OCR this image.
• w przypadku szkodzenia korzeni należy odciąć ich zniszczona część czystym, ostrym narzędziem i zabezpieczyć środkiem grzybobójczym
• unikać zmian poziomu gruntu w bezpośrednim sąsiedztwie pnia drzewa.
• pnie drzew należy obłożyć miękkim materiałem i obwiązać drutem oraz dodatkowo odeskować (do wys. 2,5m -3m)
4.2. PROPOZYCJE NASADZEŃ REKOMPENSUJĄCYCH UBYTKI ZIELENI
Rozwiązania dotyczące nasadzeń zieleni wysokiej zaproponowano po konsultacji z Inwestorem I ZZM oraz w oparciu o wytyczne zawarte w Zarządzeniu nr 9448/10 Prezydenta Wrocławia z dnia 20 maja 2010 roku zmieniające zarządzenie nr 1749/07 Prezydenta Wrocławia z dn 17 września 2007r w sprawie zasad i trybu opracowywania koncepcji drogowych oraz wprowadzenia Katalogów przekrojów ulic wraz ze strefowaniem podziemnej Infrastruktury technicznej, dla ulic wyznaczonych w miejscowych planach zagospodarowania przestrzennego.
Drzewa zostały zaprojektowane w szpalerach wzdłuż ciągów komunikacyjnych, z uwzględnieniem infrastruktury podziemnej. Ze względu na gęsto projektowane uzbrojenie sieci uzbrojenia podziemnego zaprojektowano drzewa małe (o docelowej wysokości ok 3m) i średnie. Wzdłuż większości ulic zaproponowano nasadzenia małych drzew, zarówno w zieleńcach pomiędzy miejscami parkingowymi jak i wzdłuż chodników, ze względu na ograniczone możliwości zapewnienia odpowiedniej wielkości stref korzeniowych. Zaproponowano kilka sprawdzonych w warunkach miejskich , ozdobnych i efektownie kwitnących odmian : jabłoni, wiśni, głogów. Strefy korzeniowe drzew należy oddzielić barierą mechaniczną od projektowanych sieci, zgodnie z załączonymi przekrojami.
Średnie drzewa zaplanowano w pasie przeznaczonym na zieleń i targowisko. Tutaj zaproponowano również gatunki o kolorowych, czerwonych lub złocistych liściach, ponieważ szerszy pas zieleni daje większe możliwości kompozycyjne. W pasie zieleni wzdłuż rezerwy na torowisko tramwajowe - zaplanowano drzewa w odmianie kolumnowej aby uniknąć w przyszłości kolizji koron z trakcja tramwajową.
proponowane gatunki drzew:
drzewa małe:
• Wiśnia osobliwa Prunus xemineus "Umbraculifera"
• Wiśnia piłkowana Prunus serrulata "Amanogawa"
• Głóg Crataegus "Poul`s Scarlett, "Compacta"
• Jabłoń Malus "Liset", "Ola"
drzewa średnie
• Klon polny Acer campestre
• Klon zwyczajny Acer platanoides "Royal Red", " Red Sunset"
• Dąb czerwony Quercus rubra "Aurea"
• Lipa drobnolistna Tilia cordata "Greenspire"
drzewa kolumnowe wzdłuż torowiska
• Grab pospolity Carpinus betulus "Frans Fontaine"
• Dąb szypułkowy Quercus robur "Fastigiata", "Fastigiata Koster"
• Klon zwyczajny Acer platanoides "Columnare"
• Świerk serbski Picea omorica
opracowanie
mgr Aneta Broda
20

_ _ _ _

- [PROBLEM STATEMENT] Go through the records and copy each line with "Acer" in it.

- [EXERCISE RESULT]
• Klon polny Acer campestre
• Klon zwyczajny Acer platanoides "Royal Red", " Red Sunset"
• Klon zwyczajny Acer platanoides "Columnare"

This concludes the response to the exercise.